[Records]
....

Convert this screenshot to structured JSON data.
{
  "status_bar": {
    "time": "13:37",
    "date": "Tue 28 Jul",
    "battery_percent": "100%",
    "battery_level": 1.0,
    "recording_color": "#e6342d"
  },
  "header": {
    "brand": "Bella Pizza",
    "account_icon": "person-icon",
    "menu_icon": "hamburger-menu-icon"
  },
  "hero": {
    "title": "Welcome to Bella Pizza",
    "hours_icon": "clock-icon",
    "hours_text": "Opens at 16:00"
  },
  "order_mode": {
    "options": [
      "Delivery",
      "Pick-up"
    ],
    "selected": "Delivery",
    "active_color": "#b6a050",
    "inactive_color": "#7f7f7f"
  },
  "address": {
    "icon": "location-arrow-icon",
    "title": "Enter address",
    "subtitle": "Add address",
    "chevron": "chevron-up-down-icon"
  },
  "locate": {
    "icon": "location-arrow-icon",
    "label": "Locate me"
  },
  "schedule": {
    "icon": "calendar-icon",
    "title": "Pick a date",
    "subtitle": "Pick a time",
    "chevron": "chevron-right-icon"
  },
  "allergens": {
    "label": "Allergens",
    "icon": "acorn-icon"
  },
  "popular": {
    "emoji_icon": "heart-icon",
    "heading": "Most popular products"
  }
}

....

▶ **INSTRUCTIONS FOR THE TASK**:
Please reproduce each record precisely as written.

▶ **THE OUTPUT**:
Convert this screenshot to structured JSON data.
{
  "status_bar": {
    "time": "13:37",
    "date": "Tue 28 Jul",
    "battery_percent": "100%",
    "battery_level": 1.0,
    "recording_color": "#e6342d"
  },
  "header": {
    "brand": "Bella Pizza",
    "account_icon": "person-icon",
    "menu_icon": "hamburger-menu-icon"
  },
  "hero": {
    "title": "Welcome to Bella Pizza",
    "hours_icon": "clock-icon",
    "hours_text": "Opens at 16:00"
  },
  "order_mode": {
    "options": [
      "Delivery",
      "Pick-up"
    ],
    "selected": "Delivery",
    "active_color": "#b6a050",
    "inactive_color": "#7f7f7f"
  },
  "address": {
    "icon": "location-arrow-icon",
    "title": "Enter address",
    "subtitle": "Add address",
    "chevron": "chevron-up-down-icon"
  },
  "locate": {
    "icon": "location-arrow-icon",
    "label": "Locate me"
  },
  "schedule": {
    "icon": "calendar-icon",
    "title": "Pick a date",
    "subtitle": "Pick a time",
    "chevron": "chevron-right-icon"
  },
  "allergens": {
    "label": "Allergens",
    "icon": "acorn-icon"
  },
  "popular": {
    "emoji_icon": "heart-icon",
    "heading": "Most popular products"
  }
}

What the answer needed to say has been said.